SET PROBLEM>
Return the records that follow, matching each one exactly.

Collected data

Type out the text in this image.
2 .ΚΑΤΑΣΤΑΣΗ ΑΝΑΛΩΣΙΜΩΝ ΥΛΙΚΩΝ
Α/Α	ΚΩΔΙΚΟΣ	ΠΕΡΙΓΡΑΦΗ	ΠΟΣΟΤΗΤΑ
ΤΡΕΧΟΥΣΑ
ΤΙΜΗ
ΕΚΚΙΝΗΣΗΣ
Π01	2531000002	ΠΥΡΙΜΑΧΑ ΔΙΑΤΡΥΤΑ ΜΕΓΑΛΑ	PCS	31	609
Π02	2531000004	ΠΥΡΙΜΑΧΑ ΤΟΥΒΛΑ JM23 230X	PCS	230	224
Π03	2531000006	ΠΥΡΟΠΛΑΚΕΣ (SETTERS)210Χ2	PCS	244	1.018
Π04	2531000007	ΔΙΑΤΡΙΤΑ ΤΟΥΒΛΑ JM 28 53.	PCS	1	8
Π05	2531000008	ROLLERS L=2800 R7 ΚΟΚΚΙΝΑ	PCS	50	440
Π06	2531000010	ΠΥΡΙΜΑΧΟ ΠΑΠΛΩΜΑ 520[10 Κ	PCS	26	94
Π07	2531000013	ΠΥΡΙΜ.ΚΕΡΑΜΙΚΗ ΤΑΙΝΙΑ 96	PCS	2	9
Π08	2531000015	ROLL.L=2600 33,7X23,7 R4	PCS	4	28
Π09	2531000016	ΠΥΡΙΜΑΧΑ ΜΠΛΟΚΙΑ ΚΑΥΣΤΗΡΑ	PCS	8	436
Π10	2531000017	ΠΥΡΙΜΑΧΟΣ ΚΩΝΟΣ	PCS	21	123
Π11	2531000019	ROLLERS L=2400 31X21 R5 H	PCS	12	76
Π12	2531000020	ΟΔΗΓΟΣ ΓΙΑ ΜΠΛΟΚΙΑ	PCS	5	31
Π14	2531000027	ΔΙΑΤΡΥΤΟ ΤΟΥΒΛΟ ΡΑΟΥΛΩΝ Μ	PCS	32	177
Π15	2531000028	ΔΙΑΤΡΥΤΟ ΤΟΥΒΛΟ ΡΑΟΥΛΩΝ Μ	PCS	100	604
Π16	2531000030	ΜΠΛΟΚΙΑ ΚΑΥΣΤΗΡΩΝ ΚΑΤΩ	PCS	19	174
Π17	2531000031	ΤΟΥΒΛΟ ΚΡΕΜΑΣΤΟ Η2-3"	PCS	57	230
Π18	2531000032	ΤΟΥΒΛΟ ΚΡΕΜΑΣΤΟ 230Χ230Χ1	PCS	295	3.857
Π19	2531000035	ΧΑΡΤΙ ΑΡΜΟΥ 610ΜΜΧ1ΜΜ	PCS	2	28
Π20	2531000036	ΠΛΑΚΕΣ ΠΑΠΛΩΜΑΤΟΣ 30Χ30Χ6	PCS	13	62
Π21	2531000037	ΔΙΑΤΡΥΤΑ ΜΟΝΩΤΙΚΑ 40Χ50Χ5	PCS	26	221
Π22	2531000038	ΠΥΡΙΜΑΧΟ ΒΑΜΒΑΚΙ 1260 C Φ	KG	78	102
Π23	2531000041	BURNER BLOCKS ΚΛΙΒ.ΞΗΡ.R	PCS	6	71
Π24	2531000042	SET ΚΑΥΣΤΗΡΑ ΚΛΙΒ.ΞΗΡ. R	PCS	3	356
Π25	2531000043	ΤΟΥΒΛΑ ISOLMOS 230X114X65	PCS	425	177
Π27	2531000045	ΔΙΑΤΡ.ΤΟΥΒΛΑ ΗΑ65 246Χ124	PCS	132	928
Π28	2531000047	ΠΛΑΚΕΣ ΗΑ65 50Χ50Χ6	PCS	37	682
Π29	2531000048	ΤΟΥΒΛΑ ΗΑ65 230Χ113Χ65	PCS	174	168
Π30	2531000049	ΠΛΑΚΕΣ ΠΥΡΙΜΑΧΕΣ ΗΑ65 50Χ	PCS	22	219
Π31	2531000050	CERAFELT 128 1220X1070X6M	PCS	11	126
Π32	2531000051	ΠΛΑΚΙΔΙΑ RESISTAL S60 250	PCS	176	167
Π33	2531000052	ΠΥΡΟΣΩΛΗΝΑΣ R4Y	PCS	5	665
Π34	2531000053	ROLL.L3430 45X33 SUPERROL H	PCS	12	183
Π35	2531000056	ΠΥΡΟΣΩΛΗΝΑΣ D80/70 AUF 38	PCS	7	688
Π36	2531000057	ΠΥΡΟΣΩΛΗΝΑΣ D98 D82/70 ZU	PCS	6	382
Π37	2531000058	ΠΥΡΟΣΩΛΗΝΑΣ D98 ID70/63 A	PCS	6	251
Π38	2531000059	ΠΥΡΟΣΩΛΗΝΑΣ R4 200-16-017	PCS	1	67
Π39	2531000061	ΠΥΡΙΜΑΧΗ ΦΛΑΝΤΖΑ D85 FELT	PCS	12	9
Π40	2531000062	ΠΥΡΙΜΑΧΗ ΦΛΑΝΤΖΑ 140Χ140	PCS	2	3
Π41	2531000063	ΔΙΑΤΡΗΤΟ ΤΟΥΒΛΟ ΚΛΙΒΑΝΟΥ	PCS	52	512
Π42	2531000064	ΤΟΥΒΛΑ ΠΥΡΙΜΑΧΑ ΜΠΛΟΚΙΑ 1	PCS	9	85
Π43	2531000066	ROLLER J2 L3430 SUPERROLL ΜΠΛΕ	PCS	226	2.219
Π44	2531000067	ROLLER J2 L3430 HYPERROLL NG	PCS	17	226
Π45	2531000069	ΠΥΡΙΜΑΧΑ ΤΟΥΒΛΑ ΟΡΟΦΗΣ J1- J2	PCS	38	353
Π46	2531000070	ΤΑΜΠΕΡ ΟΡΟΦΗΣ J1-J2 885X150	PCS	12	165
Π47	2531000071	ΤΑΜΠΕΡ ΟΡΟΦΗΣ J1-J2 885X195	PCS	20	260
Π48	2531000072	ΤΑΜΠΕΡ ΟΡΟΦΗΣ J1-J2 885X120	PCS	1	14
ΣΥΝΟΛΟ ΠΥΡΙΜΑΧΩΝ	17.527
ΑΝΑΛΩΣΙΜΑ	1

COMPLETED EXERCISE>
Type out the text in this image.
2 .ΚΑΤΑΣΤΑΣΗ ΑΝΑΛΩΣΙΜΩΝ ΥΛΙΚΩΝ
Α/Α	ΚΩΔΙΚΟΣ	ΠΕΡΙΓΡΑΦΗ	ΠΟΣΟΤΗΤΑ
ΤΡΕΧΟΥΣΑ
ΤΙΜΗ
ΕΚΚΙΝΗΣΗΣ
Π01	2531000002	ΠΥΡΙΜΑΧΑ ΔΙΑΤΡΥΤΑ ΜΕΓΑΛΑ	PCS	31	609
Π02	2531000004	ΠΥΡΙΜΑΧΑ ΤΟΥΒΛΑ JM23 230X	PCS	230	224
Π03	2531000006	ΠΥΡΟΠΛΑΚΕΣ (SETTERS)210Χ2	PCS	244	1.018
Π04	2531000007	ΔΙΑΤΡΙΤΑ ΤΟΥΒΛΑ JM 28 53.	PCS	1	8
Π05	2531000008	ROLLERS L=2800 R7 ΚΟΚΚΙΝΑ	PCS	50	440
Π06	2531000010	ΠΥΡΙΜΑΧΟ ΠΑΠΛΩΜΑ 520[10 Κ	PCS	26	94
Π07	2531000013	ΠΥΡΙΜ.ΚΕΡΑΜΙΚΗ ΤΑΙΝΙΑ 96	PCS	2	9
Π08	2531000015	ROLL.L=2600 33,7X23,7 R4	PCS	4	28
Π09	2531000016	ΠΥΡΙΜΑΧΑ ΜΠΛΟΚΙΑ ΚΑΥΣΤΗΡΑ	PCS	8	436
Π10	2531000017	ΠΥΡΙΜΑΧΟΣ ΚΩΝΟΣ	PCS	21	123
Π11	2531000019	ROLLERS L=2400 31X21 R5 H	PCS	12	76
Π12	2531000020	ΟΔΗΓΟΣ ΓΙΑ ΜΠΛΟΚΙΑ	PCS	5	31
Π14	2531000027	ΔΙΑΤΡΥΤΟ ΤΟΥΒΛΟ ΡΑΟΥΛΩΝ Μ	PCS	32	177
Π15	2531000028	ΔΙΑΤΡΥΤΟ ΤΟΥΒΛΟ ΡΑΟΥΛΩΝ Μ	PCS	100	604
Π16	2531000030	ΜΠΛΟΚΙΑ ΚΑΥΣΤΗΡΩΝ ΚΑΤΩ	PCS	19	174
Π17	2531000031	ΤΟΥΒΛΟ ΚΡΕΜΑΣΤΟ Η2-3"	PCS	57	230
Π18	2531000032	ΤΟΥΒΛΟ ΚΡΕΜΑΣΤΟ 230Χ230Χ1	PCS	295	3.857
Π19	2531000035	ΧΑΡΤΙ ΑΡΜΟΥ 610ΜΜΧ1ΜΜ	PCS	2	28
Π20	2531000036	ΠΛΑΚΕΣ ΠΑΠΛΩΜΑΤΟΣ 30Χ30Χ6	PCS	13	62
Π21	2531000037	ΔΙΑΤΡΥΤΑ ΜΟΝΩΤΙΚΑ 40Χ50Χ5	PCS	26	221
Π22	2531000038	ΠΥΡΙΜΑΧΟ ΒΑΜΒΑΚΙ 1260 C Φ	KG	78	102
Π23	2531000041	BURNER BLOCKS ΚΛΙΒ.ΞΗΡ.R	PCS	6	71
Π24	2531000042	SET ΚΑΥΣΤΗΡΑ ΚΛΙΒ.ΞΗΡ. R	PCS	3	356
Π25	2531000043	ΤΟΥΒΛΑ ISOLMOS 230X114X65	PCS	425	177
Π27	2531000045	ΔΙΑΤΡ.ΤΟΥΒΛΑ ΗΑ65 246Χ124	PCS	132	928
Π28	2531000047	ΠΛΑΚΕΣ ΗΑ65 50Χ50Χ6	PCS	37	682
Π29	2531000048	ΤΟΥΒΛΑ ΗΑ65 230Χ113Χ65	PCS	174	168
Π30	2531000049	ΠΛΑΚΕΣ ΠΥΡΙΜΑΧΕΣ ΗΑ65 50Χ	PCS	22	219
Π31	2531000050	CERAFELT 128 1220X1070X6M	PCS	11	126
Π32	2531000051	ΠΛΑΚΙΔΙΑ RESISTAL S60 250	PCS	176	167
Π33	2531000052	ΠΥΡΟΣΩΛΗΝΑΣ R4Y	PCS	5	665
Π34	2531000053	ROLL.L3430 45X33 SUPERROL H	PCS	12	183
Π35	2531000056	ΠΥΡΟΣΩΛΗΝΑΣ D80/70 AUF 38	PCS	7	688
Π36	2531000057	ΠΥΡΟΣΩΛΗΝΑΣ D98 D82/70 ZU	PCS	6	382
Π37	2531000058	ΠΥΡΟΣΩΛΗΝΑΣ D98 ID70/63 A	PCS	6	251
Π38	2531000059	ΠΥΡΟΣΩΛΗΝΑΣ R4 200-16-017	PCS	1	67
Π39	2531000061	ΠΥΡΙΜΑΧΗ ΦΛΑΝΤΖΑ D85 FELT	PCS	12	9
Π40	2531000062	ΠΥΡΙΜΑΧΗ ΦΛΑΝΤΖΑ 140Χ140	PCS	2	3
Π41	2531000063	ΔΙΑΤΡΗΤΟ ΤΟΥΒΛΟ ΚΛΙΒΑΝΟΥ	PCS	52	512
Π42	2531000064	ΤΟΥΒΛΑ ΠΥΡΙΜΑΧΑ ΜΠΛΟΚΙΑ 1	PCS	9	85
Π43	2531000066	ROLLER J2 L3430 SUPERROLL ΜΠΛΕ	PCS	226	2.219
Π44	2531000067	ROLLER J2 L3430 HYPERROLL NG	PCS	17	226
Π45	2531000069	ΠΥΡΙΜΑΧΑ ΤΟΥΒΛΑ ΟΡΟΦΗΣ J1- J2	PCS	38	353
Π46	2531000070	ΤΑΜΠΕΡ ΟΡΟΦΗΣ J1-J2 885X150	PCS	12	165
Π47	2531000071	ΤΑΜΠΕΡ ΟΡΟΦΗΣ J1-J2 885X195	PCS	20	260
Π48	2531000072	ΤΑΜΠΕΡ ΟΡΟΦΗΣ J1-J2 885X120	PCS	1	14
ΣΥΝΟΛΟ ΠΥΡΙΜΑΧΩΝ	17.527
ΑΝΑΛΩΣΙΜΑ	1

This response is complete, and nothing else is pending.